[Supplied data]
++++++
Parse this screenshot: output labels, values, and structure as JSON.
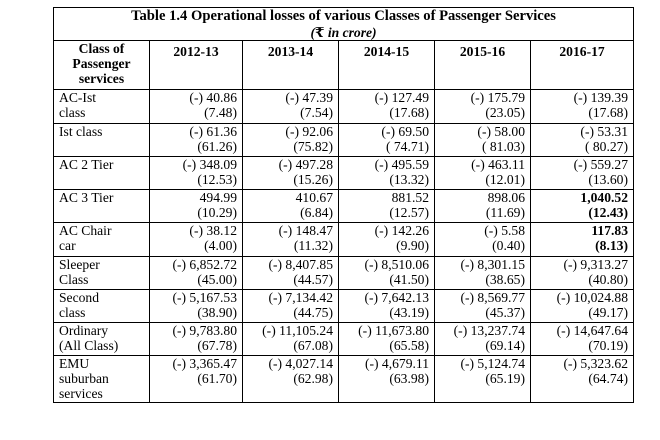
{
  "table": {
    "title": "Table 1.4  Operational losses of various Classes of Passenger Services",
    "subtitle_symbol": "₹",
    "subtitle_text": " in crore)",
    "subtitle_open": "(",
    "headers": {
      "class_line1": "Class of",
      "class_line2": "Passenger",
      "class_line3": "services",
      "years": [
        "2012-13",
        "2013-14",
        "2014-15",
        "2015-16",
        "2016-17"
      ]
    },
    "rows": [
      {
        "label1": "AC-Ist",
        "label2": "class",
        "values": [
          [
            "(-) 40.86",
            "(7.48)"
          ],
          [
            "(-) 47.39",
            "(7.54)"
          ],
          [
            "(-) 127.49",
            "(17.68)"
          ],
          [
            "(-) 175.79",
            "(23.05)"
          ],
          [
            "(-) 139.39",
            "(17.68)"
          ]
        ]
      },
      {
        "label1": "Ist class",
        "label2": "",
        "values": [
          [
            "(-) 61.36",
            "(61.26)"
          ],
          [
            "(-) 92.06",
            "(75.82)"
          ],
          [
            "(-) 69.50",
            "( 74.71)"
          ],
          [
            "(-) 58.00",
            "( 81.03)"
          ],
          [
            "(-) 53.31",
            "( 80.27)"
          ]
        ]
      },
      {
        "label1": "AC 2 Tier",
        "label2": "",
        "values": [
          [
            "(-) 348.09",
            "(12.53)"
          ],
          [
            "(-) 497.28",
            "(15.26)"
          ],
          [
            "(-) 495.59",
            "(13.32)"
          ],
          [
            "(-) 463.11",
            "(12.01)"
          ],
          [
            "(-) 559.27",
            "(13.60)"
          ]
        ]
      },
      {
        "label1": "AC 3 Tier",
        "label2": "",
        "values": [
          [
            "494.99",
            "(10.29)"
          ],
          [
            "410.67",
            "(6.84)"
          ],
          [
            "881.52",
            "(12.57)"
          ],
          [
            "898.06",
            "(11.69)"
          ],
          [
            "1,040.52",
            "(12.43)"
          ]
        ]
      },
      {
        "label1": "AC  Chair",
        "label2": "car",
        "values": [
          [
            "(-) 38.12",
            "(4.00)"
          ],
          [
            "(-) 148.47",
            "(11.32)"
          ],
          [
            "(-) 142.26",
            "(9.90)"
          ],
          [
            "(-) 5.58",
            "(0.40)"
          ],
          [
            "117.83",
            "(8.13)"
          ]
        ]
      },
      {
        "label1": "Sleeper",
        "label2": "Class",
        "values": [
          [
            "(-) 6,852.72",
            "(45.00)"
          ],
          [
            "(-) 8,407.85",
            "(44.57)"
          ],
          [
            "(-) 8,510.06",
            "(41.50)"
          ],
          [
            "(-) 8,301.15",
            "(38.65)"
          ],
          [
            "(-) 9,313.27",
            "(40.80)"
          ]
        ]
      },
      {
        "label1": "Second",
        "label2": "class",
        "values": [
          [
            "(-) 5,167.53",
            "(38.90)"
          ],
          [
            "(-) 7,134.42",
            "(44.75)"
          ],
          [
            "(-) 7,642.13",
            "(43.19)"
          ],
          [
            "(-) 8,569.77",
            "(45.37)"
          ],
          [
            "(-) 10,024.88",
            "(49.17)"
          ]
        ]
      },
      {
        "label1": "Ordinary",
        "label2": "(All Class)",
        "values": [
          [
            "(-) 9,783.80",
            "(67.78)"
          ],
          [
            "(-) 11,105.24",
            "(67.08)"
          ],
          [
            "(-) 11,673.80",
            "(65.58)"
          ],
          [
            "(-) 13,237.74",
            "(69.14)"
          ],
          [
            "(-) 14,647.64",
            "(70.19)"
          ]
        ]
      },
      {
        "label1": "EMU",
        "label2": "suburban",
        "label3": "services",
        "values": [
          [
            "(-) 3,365.47",
            "(61.70)"
          ],
          [
            "(-) 4,027.14",
            "(62.98)"
          ],
          [
            "(-) 4,679.11",
            "(63.98)"
          ],
          [
            "(-) 5,124.74",
            "(65.19)"
          ],
          [
            "(-) 5,323.62",
            "(64.74)"
          ]
        ]
      }
    ]
  }
}
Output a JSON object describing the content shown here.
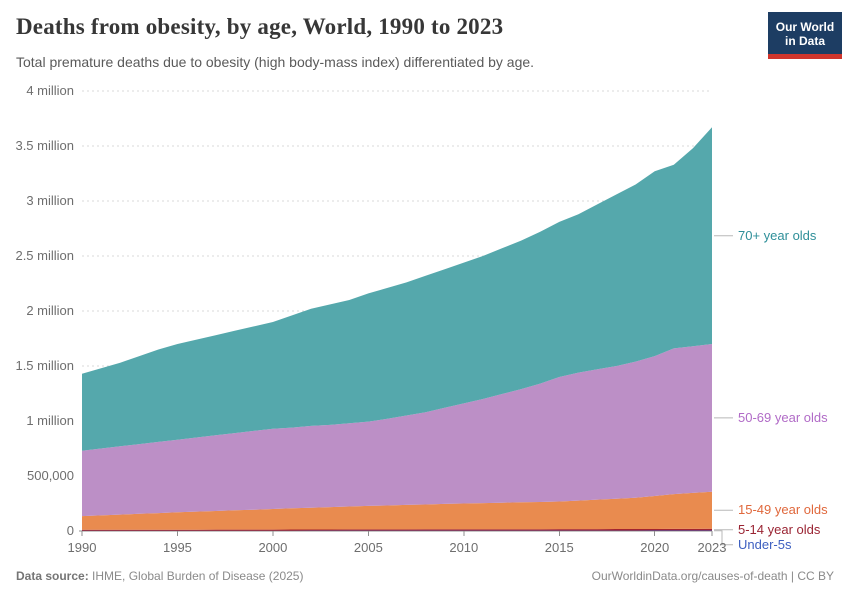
{
  "header": {
    "logo": {
      "line1": "Our World",
      "line2": "in Data"
    }
  },
  "footer": {
    "source_label": "Data source:",
    "source_text": " IHME, Global Burden of Disease (2025)",
    "link": "OurWorldinData.org/causes-of-death",
    "separator": " | ",
    "license": "CC BY"
  },
  "colors": {
    "logo_bg": "#1D3D63",
    "logo_stripe": "#D0352C",
    "grid": "#dadada",
    "axis": "#8f8f8f",
    "axis_text": "#6e6e6e"
  },
  "chart_data": {
    "type": "area",
    "stacked": true,
    "title": "Deaths from obesity, by age, World, 1990 to 2023",
    "subtitle": "Total premature deaths due to obesity (high body-mass index) differentiated by age.",
    "xlim": [
      1990,
      2023
    ],
    "ylim": [
      0,
      4000000
    ],
    "grid": "dashed-horizontal",
    "legend_position": "right-edge-labels",
    "x": [
      1990,
      1991,
      1992,
      1993,
      1994,
      1995,
      1996,
      1997,
      1998,
      1999,
      2000,
      2001,
      2002,
      2003,
      2004,
      2005,
      2006,
      2007,
      2008,
      2009,
      2010,
      2011,
      2012,
      2013,
      2014,
      2015,
      2016,
      2017,
      2018,
      2019,
      2020,
      2021,
      2022,
      2023
    ],
    "xticks": [
      1990,
      1995,
      2000,
      2005,
      2010,
      2015,
      2020,
      2023
    ],
    "yticks": [
      {
        "value": 0,
        "label": "0"
      },
      {
        "value": 500000,
        "label": "500,000"
      },
      {
        "value": 1000000,
        "label": "1 million"
      },
      {
        "value": 1500000,
        "label": "1.5 million"
      },
      {
        "value": 2000000,
        "label": "2 million"
      },
      {
        "value": 2500000,
        "label": "2.5 million"
      },
      {
        "value": 3000000,
        "label": "3 million"
      },
      {
        "value": 3500000,
        "label": "3.5 million"
      },
      {
        "value": 4000000,
        "label": "4 million"
      }
    ],
    "series": [
      {
        "id": "under5",
        "label": "Under-5s",
        "color": "#3D5FC0",
        "label_color": "#3D5FC0",
        "values": [
          2600,
          2650,
          2700,
          2750,
          2800,
          2850,
          2900,
          2950,
          3000,
          3050,
          3100,
          3150,
          3200,
          3250,
          3300,
          3350,
          3400,
          3450,
          3500,
          3550,
          3600,
          3650,
          3700,
          3750,
          3800,
          3850,
          3900,
          3950,
          4000,
          4050,
          4100,
          4150,
          4200,
          4250
        ]
      },
      {
        "id": "5to14",
        "label": "5-14 year olds",
        "color": "#A3242F",
        "label_color": "#9A2433",
        "values": [
          8000,
          8200,
          8400,
          8600,
          8800,
          9000,
          9200,
          9400,
          9600,
          9800,
          10000,
          10200,
          10400,
          10600,
          10800,
          11000,
          11200,
          11400,
          11600,
          11800,
          12000,
          12200,
          12400,
          12600,
          12800,
          13000,
          13300,
          13600,
          13900,
          14200,
          14500,
          14800,
          15100,
          15400
        ]
      },
      {
        "id": "15to49",
        "label": "15-49 year olds",
        "color": "#E98B4F",
        "label_color": "#E0683C",
        "values": [
          124400,
          131150,
          137900,
          144650,
          151400,
          158150,
          163900,
          169650,
          175400,
          181150,
          186900,
          192650,
          198400,
          203150,
          208900,
          213650,
          217400,
          222150,
          225900,
          230650,
          234400,
          238150,
          240900,
          244650,
          247400,
          251150,
          258800,
          267450,
          276100,
          284750,
          299400,
          316050,
          326700,
          337350
        ]
      },
      {
        "id": "50to69",
        "label": "50-69 year olds",
        "color": "#BC8FC6",
        "label_color": "#B16BC7",
        "values": [
          595000,
          608000,
          621000,
          634000,
          647000,
          660000,
          674000,
          688000,
          702000,
          716000,
          730000,
          734000,
          743000,
          748000,
          757000,
          767000,
          788000,
          813000,
          839000,
          874000,
          910000,
          946000,
          988000,
          1029000,
          1076000,
          1132000,
          1164000,
          1185000,
          1206000,
          1237000,
          1272000,
          1325000,
          1334000,
          1343000
        ]
      },
      {
        "id": "70plus",
        "label": "70+ year olds",
        "color": "#55A8AC",
        "label_color": "#2E8F99",
        "values": [
          700000,
          730000,
          760000,
          800000,
          840000,
          870000,
          890000,
          910000,
          930000,
          950000,
          970000,
          1020000,
          1065000,
          1095000,
          1120000,
          1165000,
          1190000,
          1210000,
          1240000,
          1260000,
          1280000,
          1300000,
          1325000,
          1350000,
          1380000,
          1410000,
          1440000,
          1500000,
          1560000,
          1610000,
          1680000,
          1670000,
          1800000,
          1970000
        ]
      }
    ]
  }
}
++++++
[Do this] From the records above, pull out each line that has "JSON".

[Finished exercise]
Parse this screenshot: output labels, values, and structure as JSON.
Output a JSON object describing the content shown here.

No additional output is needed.